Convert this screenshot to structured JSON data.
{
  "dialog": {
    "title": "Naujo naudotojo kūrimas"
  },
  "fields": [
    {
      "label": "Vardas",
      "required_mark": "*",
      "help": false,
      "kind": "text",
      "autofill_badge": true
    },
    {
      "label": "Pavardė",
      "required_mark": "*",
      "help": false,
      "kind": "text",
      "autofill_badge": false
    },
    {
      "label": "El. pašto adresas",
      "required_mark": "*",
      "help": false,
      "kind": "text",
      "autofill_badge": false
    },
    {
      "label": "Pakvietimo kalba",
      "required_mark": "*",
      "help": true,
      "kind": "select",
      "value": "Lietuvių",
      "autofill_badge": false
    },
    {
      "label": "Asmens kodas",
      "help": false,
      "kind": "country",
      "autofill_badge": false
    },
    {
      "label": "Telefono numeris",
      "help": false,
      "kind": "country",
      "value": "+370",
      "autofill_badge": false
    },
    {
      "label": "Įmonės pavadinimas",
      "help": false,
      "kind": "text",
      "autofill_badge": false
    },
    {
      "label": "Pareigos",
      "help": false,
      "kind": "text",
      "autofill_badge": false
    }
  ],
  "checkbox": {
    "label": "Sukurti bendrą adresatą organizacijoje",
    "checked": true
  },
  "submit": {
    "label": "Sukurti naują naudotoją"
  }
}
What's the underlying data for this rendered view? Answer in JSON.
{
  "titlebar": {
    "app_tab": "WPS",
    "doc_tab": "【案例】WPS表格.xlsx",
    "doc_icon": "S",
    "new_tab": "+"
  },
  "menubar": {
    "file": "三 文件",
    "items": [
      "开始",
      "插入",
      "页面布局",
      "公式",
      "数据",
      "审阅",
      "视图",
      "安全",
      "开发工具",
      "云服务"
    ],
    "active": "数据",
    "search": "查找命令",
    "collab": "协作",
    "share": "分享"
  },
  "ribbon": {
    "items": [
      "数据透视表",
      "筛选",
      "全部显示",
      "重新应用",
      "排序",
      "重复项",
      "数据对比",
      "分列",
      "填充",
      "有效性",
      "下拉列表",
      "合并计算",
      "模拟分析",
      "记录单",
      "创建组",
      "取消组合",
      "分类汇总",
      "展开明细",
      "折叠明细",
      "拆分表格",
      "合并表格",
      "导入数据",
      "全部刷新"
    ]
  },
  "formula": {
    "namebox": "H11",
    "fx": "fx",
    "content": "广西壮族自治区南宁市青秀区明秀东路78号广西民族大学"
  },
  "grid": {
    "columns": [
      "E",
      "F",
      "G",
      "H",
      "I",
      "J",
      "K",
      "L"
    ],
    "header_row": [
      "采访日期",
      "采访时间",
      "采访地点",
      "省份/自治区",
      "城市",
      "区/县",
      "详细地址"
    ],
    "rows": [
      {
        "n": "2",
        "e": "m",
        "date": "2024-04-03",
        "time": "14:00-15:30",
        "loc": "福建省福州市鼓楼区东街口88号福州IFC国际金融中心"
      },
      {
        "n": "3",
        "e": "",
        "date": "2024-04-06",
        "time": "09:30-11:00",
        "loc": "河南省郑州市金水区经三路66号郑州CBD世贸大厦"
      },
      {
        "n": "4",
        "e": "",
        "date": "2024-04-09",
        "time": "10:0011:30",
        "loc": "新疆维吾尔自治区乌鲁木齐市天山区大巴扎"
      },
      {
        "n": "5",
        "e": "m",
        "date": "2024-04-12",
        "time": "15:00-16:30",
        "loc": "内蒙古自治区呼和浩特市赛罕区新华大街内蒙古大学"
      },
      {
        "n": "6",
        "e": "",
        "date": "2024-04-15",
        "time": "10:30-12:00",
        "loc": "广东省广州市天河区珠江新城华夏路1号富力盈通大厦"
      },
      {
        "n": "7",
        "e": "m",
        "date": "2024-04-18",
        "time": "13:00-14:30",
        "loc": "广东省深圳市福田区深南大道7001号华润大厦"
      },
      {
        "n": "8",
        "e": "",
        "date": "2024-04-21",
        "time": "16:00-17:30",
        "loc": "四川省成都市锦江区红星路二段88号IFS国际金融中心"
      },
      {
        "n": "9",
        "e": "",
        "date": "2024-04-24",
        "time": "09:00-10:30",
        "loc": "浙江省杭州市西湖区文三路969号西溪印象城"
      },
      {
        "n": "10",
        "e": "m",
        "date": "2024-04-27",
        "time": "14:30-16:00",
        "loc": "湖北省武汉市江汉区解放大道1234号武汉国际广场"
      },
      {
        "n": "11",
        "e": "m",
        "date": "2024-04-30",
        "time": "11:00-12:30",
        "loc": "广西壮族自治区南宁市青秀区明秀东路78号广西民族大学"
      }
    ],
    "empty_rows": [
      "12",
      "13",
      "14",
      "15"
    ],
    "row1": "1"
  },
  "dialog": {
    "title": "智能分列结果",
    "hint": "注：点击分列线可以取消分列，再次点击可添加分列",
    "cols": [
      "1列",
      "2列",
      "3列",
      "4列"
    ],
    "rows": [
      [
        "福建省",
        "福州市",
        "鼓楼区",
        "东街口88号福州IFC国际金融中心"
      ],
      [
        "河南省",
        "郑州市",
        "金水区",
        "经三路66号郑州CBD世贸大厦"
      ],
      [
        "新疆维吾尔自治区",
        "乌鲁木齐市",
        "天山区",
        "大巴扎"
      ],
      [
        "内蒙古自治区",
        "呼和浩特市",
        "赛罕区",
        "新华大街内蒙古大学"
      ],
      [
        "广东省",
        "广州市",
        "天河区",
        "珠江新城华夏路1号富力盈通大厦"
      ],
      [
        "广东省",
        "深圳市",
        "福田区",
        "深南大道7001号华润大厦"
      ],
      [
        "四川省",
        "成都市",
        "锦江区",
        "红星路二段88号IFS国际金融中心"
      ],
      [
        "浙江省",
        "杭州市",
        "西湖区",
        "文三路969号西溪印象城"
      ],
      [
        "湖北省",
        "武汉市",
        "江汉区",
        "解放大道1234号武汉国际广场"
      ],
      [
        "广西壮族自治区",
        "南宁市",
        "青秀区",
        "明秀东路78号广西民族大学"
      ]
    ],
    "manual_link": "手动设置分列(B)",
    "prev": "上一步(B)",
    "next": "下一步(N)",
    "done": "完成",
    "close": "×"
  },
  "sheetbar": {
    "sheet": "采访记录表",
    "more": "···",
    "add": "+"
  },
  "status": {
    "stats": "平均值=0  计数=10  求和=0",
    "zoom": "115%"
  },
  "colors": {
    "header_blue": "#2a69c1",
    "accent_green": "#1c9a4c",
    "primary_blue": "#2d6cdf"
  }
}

· · · · ·

### DO THIS
In the listing, find every line containing the word "JSON" and list it.

### RESPONSE TO THE TASK
Convert this screenshot to structured JSON data.
What's the underlying data for this rendered view? Answer in JSON.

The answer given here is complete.